STATED TASK: Filter the listing and keep only the lines with the word "title".

### GIVEN DATA

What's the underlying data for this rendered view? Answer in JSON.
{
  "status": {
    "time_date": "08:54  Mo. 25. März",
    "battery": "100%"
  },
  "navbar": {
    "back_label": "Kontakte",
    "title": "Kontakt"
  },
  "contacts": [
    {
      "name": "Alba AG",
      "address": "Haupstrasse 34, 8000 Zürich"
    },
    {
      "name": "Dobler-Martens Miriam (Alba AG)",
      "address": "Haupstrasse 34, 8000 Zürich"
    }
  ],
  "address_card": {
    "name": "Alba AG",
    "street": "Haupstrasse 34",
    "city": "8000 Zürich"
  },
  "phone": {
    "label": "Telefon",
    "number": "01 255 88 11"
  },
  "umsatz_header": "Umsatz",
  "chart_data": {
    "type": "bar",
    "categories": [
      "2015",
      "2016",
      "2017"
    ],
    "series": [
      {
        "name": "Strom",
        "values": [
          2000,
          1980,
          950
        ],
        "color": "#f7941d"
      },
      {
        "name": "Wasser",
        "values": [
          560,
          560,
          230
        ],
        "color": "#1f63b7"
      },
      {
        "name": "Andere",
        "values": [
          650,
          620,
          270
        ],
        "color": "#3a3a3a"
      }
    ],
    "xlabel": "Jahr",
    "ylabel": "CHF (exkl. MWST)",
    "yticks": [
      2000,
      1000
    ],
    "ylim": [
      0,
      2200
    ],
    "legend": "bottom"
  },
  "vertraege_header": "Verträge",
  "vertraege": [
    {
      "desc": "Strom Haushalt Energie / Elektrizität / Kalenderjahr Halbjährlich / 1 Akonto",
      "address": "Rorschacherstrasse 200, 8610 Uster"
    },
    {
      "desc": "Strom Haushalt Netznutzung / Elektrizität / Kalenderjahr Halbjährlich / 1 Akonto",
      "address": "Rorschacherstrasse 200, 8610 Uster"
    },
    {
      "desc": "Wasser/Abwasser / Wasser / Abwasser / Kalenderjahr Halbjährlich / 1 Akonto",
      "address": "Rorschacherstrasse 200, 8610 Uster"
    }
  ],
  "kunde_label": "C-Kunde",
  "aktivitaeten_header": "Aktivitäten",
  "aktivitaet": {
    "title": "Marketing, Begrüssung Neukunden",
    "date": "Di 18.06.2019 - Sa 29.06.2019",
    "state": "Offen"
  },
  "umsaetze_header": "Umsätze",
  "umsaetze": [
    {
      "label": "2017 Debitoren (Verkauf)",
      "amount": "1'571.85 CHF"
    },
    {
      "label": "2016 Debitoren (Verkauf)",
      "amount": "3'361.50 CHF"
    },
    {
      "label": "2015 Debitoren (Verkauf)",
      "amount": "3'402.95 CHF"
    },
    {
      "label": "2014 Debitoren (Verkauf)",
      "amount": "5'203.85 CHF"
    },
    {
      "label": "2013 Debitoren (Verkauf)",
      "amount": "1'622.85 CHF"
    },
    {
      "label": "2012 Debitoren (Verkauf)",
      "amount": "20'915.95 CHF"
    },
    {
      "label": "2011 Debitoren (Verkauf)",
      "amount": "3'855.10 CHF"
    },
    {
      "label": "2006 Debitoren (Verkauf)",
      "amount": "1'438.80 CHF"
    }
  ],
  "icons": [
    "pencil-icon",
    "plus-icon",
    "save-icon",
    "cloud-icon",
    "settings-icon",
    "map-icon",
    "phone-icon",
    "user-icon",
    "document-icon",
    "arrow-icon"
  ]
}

######

TASK OUTPUT:
    "title": "Kontakt"
    "title": "Marketing, Begrüssung Neukunden",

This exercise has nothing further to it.